Exercise directions -
Gather up every line that includes the string "محمد".

Material for this exercise -
═══
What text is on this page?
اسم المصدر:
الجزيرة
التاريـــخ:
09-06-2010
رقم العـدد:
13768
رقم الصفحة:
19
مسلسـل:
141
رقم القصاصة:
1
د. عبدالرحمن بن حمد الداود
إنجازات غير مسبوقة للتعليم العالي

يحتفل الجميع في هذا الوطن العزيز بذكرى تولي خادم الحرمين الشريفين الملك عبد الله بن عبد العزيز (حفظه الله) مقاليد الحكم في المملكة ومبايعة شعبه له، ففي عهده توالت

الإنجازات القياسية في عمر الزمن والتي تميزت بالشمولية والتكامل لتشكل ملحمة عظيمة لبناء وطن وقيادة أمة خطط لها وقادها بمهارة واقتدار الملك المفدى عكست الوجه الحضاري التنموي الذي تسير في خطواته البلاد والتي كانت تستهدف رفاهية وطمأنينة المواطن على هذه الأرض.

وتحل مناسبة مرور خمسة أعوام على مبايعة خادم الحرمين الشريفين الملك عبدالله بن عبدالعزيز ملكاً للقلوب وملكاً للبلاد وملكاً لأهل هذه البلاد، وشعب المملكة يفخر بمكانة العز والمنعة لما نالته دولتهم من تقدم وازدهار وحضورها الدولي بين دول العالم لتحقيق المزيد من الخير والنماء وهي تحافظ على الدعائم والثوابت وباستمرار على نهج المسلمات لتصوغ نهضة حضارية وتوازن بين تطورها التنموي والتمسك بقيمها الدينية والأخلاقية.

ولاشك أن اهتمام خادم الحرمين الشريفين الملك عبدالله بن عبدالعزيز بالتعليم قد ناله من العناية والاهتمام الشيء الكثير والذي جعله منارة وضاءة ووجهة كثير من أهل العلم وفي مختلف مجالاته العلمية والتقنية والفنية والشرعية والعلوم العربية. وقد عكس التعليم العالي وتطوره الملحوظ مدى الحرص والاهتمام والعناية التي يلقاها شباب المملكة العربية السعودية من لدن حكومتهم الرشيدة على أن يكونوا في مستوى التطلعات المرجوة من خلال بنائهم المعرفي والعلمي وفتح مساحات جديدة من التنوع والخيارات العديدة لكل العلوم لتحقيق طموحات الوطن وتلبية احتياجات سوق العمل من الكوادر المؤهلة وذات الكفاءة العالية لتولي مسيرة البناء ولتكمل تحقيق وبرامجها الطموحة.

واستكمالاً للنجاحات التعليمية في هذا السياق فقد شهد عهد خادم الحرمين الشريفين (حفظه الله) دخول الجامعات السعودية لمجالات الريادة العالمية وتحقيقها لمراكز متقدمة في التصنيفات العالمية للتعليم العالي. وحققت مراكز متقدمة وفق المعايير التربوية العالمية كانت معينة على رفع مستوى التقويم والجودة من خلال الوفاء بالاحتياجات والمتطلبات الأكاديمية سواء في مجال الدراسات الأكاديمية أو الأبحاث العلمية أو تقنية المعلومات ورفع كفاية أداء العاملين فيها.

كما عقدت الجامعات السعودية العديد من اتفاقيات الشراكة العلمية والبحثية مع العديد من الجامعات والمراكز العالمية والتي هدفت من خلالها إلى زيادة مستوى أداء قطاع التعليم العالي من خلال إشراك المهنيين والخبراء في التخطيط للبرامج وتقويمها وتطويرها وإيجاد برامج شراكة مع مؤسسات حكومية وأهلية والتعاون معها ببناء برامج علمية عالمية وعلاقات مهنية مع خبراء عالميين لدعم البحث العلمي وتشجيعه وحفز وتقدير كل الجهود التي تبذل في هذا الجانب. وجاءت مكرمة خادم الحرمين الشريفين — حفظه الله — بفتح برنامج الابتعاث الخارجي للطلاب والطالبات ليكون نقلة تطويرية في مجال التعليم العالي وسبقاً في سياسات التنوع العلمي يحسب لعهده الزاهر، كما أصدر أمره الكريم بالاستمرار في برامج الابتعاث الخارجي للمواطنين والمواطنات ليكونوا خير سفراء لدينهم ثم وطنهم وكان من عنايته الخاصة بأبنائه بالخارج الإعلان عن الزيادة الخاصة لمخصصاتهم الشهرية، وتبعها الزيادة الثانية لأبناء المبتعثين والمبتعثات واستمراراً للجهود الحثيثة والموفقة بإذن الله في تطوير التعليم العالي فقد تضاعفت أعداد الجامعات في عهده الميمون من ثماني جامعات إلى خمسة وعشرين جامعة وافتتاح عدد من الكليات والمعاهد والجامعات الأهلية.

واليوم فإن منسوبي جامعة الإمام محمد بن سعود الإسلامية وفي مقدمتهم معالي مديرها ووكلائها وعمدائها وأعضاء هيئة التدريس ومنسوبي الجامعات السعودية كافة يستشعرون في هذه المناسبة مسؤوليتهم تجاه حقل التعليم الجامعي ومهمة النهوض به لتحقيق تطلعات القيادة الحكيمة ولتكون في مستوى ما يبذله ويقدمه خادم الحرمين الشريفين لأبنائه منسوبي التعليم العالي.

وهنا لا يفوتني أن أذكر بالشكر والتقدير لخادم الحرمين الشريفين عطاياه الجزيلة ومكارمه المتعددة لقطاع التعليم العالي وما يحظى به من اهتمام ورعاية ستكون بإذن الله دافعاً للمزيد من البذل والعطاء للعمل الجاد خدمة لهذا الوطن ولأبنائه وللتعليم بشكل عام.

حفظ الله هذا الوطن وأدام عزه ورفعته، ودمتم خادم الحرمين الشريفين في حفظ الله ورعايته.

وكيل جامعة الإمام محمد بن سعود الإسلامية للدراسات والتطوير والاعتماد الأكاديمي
═══
Answer for this exercise -
واليوم فإن منسوبي جامعة الإمام محمد بن سعود الإسلامية وفي مقدمتهم معالي مديرها ووكلائها وعمدائها وأعضاء هيئة التدريس ومنسوبي الجامعات السعودية كافة يستشعرون في هذه المناسبة مسؤوليتهم تجاه حقل التعليم الجامعي ومهمة النهوض به لتحقيق تطلعات القيادة الحكيمة ولتكون في مستوى ما يبذله ويقدمه خادم الحرمين الشريفين لأبنائه منسوبي التعليم العالي.
وكيل جامعة الإمام محمد بن سعود الإسلامية للدراسات والتطوير والاعتماد الأكاديمي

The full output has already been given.